- **THE REQUEST**
Reproduce the data below in full and exclude every picture.

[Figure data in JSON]
-.-.-

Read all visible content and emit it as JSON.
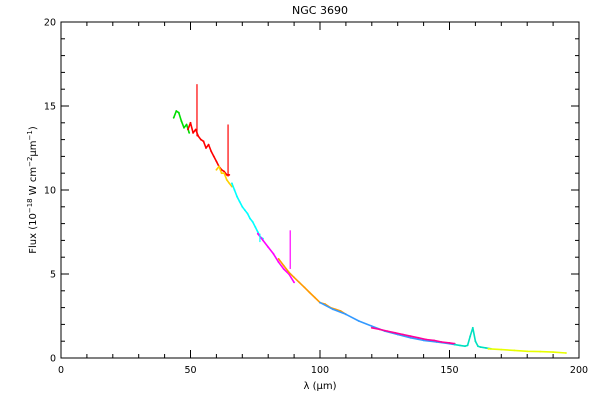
{
  "chart_data": {
    "type": "line",
    "title": "NGC 3690",
    "xlabel": {
      "base": "λ (",
      "unit": "μm",
      "close": ")"
    },
    "ylabel": {
      "p1": "Flux (10",
      "exp1": "−18",
      "p2": " W cm",
      "exp2": "−2",
      "p3": "μm",
      "exp3": "−1",
      "p4": ")"
    },
    "xlim": [
      0,
      200
    ],
    "ylim": [
      0,
      20
    ],
    "x_ticks": [
      0,
      50,
      100,
      150,
      200
    ],
    "y_ticks": [
      0,
      5,
      10,
      15,
      20
    ],
    "x_tick_labels": [
      "0",
      "50",
      "100",
      "150",
      "200"
    ],
    "y_tick_labels": [
      "0",
      "5",
      "10",
      "15",
      "20"
    ],
    "grid": false,
    "legend": "none",
    "series": [
      {
        "color": "#00dd00",
        "x": [
          43.5,
          44.5,
          45.5,
          46.5,
          47.5,
          48.5,
          49.5
        ],
        "y": [
          14.3,
          14.7,
          14.6,
          14.1,
          13.7,
          13.9,
          13.4
        ]
      },
      {
        "color": "#ff0000",
        "x": [
          49,
          50,
          51,
          52,
          53,
          54,
          55,
          56,
          57,
          58,
          59,
          60,
          61,
          62,
          63,
          64,
          65
        ],
        "y": [
          13.6,
          14.0,
          13.4,
          13.6,
          13.2,
          13.0,
          12.9,
          12.5,
          12.7,
          12.3,
          12.0,
          11.7,
          11.4,
          11.2,
          11.1,
          10.9,
          10.9
        ]
      },
      {
        "color": "#ffd000",
        "x": [
          60,
          61,
          62,
          63,
          64,
          65,
          66
        ],
        "y": [
          11.2,
          11.4,
          11.0,
          11.0,
          10.6,
          10.4,
          10.2
        ]
      },
      {
        "color": "#00ffff",
        "x": [
          66,
          67,
          68,
          69,
          70,
          71,
          72,
          73,
          74,
          75,
          76,
          77,
          78
        ],
        "y": [
          10.4,
          10.0,
          9.6,
          9.3,
          9.0,
          8.8,
          8.6,
          8.3,
          8.1,
          7.8,
          7.5,
          7.2,
          7.1
        ]
      },
      {
        "color": "#ff00ff",
        "x": [
          76,
          78,
          80,
          82,
          84,
          86,
          88,
          90
        ],
        "y": [
          7.4,
          7.0,
          6.6,
          6.2,
          5.7,
          5.3,
          5.0,
          4.5
        ]
      },
      {
        "color": "#ff9900",
        "x": [
          84,
          86,
          88,
          90,
          92,
          94,
          96,
          98,
          100,
          102,
          104,
          106,
          108,
          110
        ],
        "y": [
          5.9,
          5.5,
          5.1,
          4.8,
          4.5,
          4.2,
          3.9,
          3.6,
          3.3,
          3.2,
          3.0,
          2.9,
          2.8,
          2.6
        ]
      },
      {
        "color": "#3399ff",
        "x": [
          100,
          105,
          110,
          115,
          120,
          125,
          130,
          135,
          140,
          145,
          150,
          152
        ],
        "y": [
          3.3,
          2.9,
          2.6,
          2.2,
          1.9,
          1.6,
          1.4,
          1.2,
          1.05,
          0.95,
          0.85,
          0.8
        ]
      },
      {
        "color": "#ff0099",
        "x": [
          120,
          123,
          126,
          129,
          132,
          135,
          138,
          141,
          144,
          147,
          150,
          152
        ],
        "y": [
          1.8,
          1.7,
          1.6,
          1.5,
          1.4,
          1.3,
          1.2,
          1.1,
          1.05,
          0.95,
          0.9,
          0.85
        ]
      },
      {
        "color": "#00e0c0",
        "x": [
          152,
          154,
          156,
          157,
          158,
          159,
          160,
          161,
          162,
          164,
          166
        ],
        "y": [
          0.8,
          0.75,
          0.7,
          0.75,
          1.3,
          1.8,
          1.0,
          0.7,
          0.65,
          0.6,
          0.55
        ]
      },
      {
        "color": "#e8ff00",
        "x": [
          165,
          170,
          175,
          180,
          185,
          190,
          195
        ],
        "y": [
          0.55,
          0.5,
          0.45,
          0.4,
          0.38,
          0.35,
          0.3
        ]
      }
    ],
    "spikes": [
      {
        "color": "#ff0000",
        "x": 52.5,
        "y_base": 13.2,
        "y_top": 16.3
      },
      {
        "color": "#ff0000",
        "x": 64.5,
        "y_base": 10.8,
        "y_top": 13.9
      },
      {
        "color": "#ff00ff",
        "x": 88.5,
        "y_base": 5.3,
        "y_top": 7.6
      },
      {
        "color": "#00ffff",
        "x": 76.8,
        "y_base": 6.9,
        "y_top": 7.4
      }
    ]
  }
}
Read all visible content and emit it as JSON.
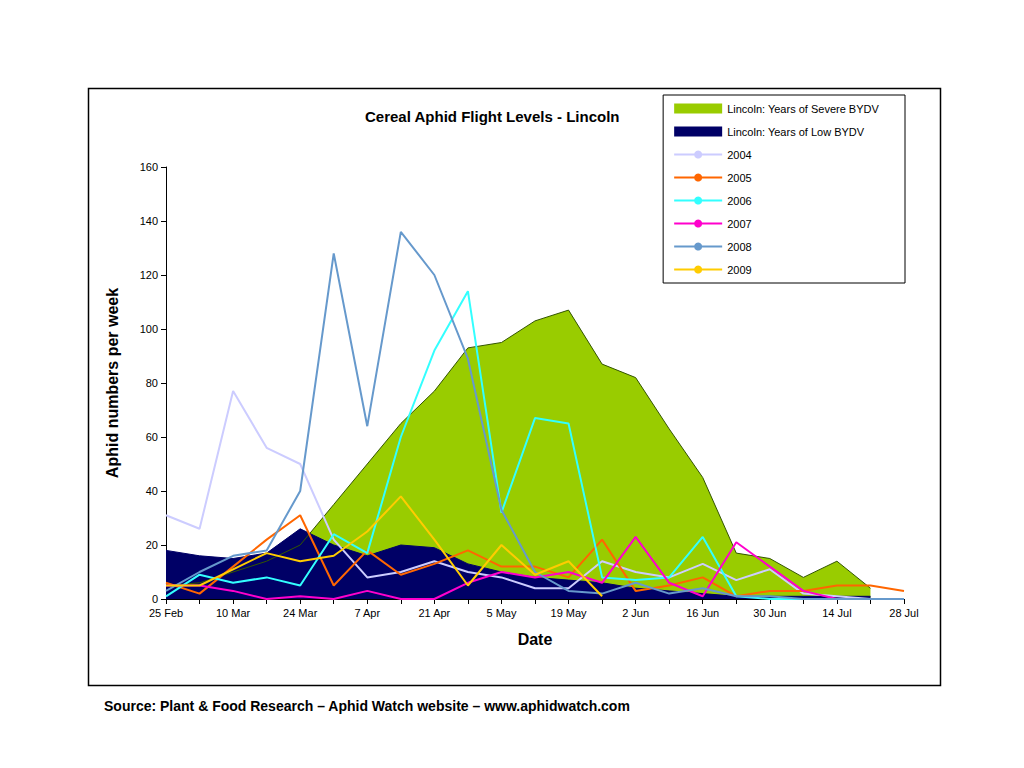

-.-.-

- **RESPONSE TO THE TASK**
Read all visible content and emit it as JSON.
{
  "chart_data": {
    "type": "line",
    "title": "NGC 3690",
    "xlabel": {
      "base": "λ (",
      "unit": "μm",
      "close": ")"
    },
    "ylabel": {
      "p1": "Flux (10",
      "exp1": "−18",
      "p2": " W cm",
      "exp2": "−2",
      "p3": "μm",
      "exp3": "−1",
      "p4": ")"
    },
    "xlim": [
      0,
      200
    ],
    "ylim": [
      0,
      20
    ],
    "x_ticks": [
      0,
      50,
      100,
      150,
      200
    ],
    "y_ticks": [
      0,
      5,
      10,
      15,
      20
    ],
    "x_tick_labels": [
      "0",
      "50",
      "100",
      "150",
      "200"
    ],
    "y_tick_labels": [
      "0",
      "5",
      "10",
      "15",
      "20"
    ],
    "grid": false,
    "legend": "none",
    "series": [
      {
        "color": "#00dd00",
        "x": [
          43.5,
          44.5,
          45.5,
          46.5,
          47.5,
          48.5,
          49.5
        ],
        "y": [
          14.3,
          14.7,
          14.6,
          14.1,
          13.7,
          13.9,
          13.4
        ]
      },
      {
        "color": "#ff0000",
        "x": [
          49,
          50,
          51,
          52,
          53,
          54,
          55,
          56,
          57,
          58,
          59,
          60,
          61,
          62,
          63,
          64,
          65
        ],
        "y": [
          13.6,
          14.0,
          13.4,
          13.6,
          13.2,
          13.0,
          12.9,
          12.5,
          12.7,
          12.3,
          12.0,
          11.7,
          11.4,
          11.2,
          11.1,
          10.9,
          10.9
        ]
      },
      {
        "color": "#ffd000",
        "x": [
          60,
          61,
          62,
          63,
          64,
          65,
          66
        ],
        "y": [
          11.2,
          11.4,
          11.0,
          11.0,
          10.6,
          10.4,
          10.2
        ]
      },
      {
        "color": "#00ffff",
        "x": [
          66,
          67,
          68,
          69,
          70,
          71,
          72,
          73,
          74,
          75,
          76,
          77,
          78
        ],
        "y": [
          10.4,
          10.0,
          9.6,
          9.3,
          9.0,
          8.8,
          8.6,
          8.3,
          8.1,
          7.8,
          7.5,
          7.2,
          7.1
        ]
      },
      {
        "color": "#ff00ff",
        "x": [
          76,
          78,
          80,
          82,
          84,
          86,
          88,
          90
        ],
        "y": [
          7.4,
          7.0,
          6.6,
          6.2,
          5.7,
          5.3,
          5.0,
          4.5
        ]
      },
      {
        "color": "#ff9900",
        "x": [
          84,
          86,
          88,
          90,
          92,
          94,
          96,
          98,
          100,
          102,
          104,
          106,
          108,
          110
        ],
        "y": [
          5.9,
          5.5,
          5.1,
          4.8,
          4.5,
          4.2,
          3.9,
          3.6,
          3.3,
          3.2,
          3.0,
          2.9,
          2.8,
          2.6
        ]
      },
      {
        "color": "#3399ff",
        "x": [
          100,
          105,
          110,
          115,
          120,
          125,
          130,
          135,
          140,
          145,
          150,
          152
        ],
        "y": [
          3.3,
          2.9,
          2.6,
          2.2,
          1.9,
          1.6,
          1.4,
          1.2,
          1.05,
          0.95,
          0.85,
          0.8
        ]
      },
      {
        "color": "#ff0099",
        "x": [
          120,
          123,
          126,
          129,
          132,
          135,
          138,
          141,
          144,
          147,
          150,
          152
        ],
        "y": [
          1.8,
          1.7,
          1.6,
          1.5,
          1.4,
          1.3,
          1.2,
          1.1,
          1.05,
          0.95,
          0.9,
          0.85
        ]
      },
      {
        "color": "#00e0c0",
        "x": [
          152,
          154,
          156,
          157,
          158,
          159,
          160,
          161,
          162,
          164,
          166
        ],
        "y": [
          0.8,
          0.75,
          0.7,
          0.75,
          1.3,
          1.8,
          1.0,
          0.7,
          0.65,
          0.6,
          0.55
        ]
      },
      {
        "color": "#e8ff00",
        "x": [
          165,
          170,
          175,
          180,
          185,
          190,
          195
        ],
        "y": [
          0.55,
          0.5,
          0.45,
          0.4,
          0.38,
          0.35,
          0.3
        ]
      }
    ],
    "spikes": [
      {
        "color": "#ff0000",
        "x": 52.5,
        "y_base": 13.2,
        "y_top": 16.3
      },
      {
        "color": "#ff0000",
        "x": 64.5,
        "y_base": 10.8,
        "y_top": 13.9
      },
      {
        "color": "#ff00ff",
        "x": 88.5,
        "y_base": 5.3,
        "y_top": 7.6
      },
      {
        "color": "#00ffff",
        "x": 76.8,
        "y_base": 6.9,
        "y_top": 7.4
      }
    ]
  }
}
Read all visible content and emit it as JSON.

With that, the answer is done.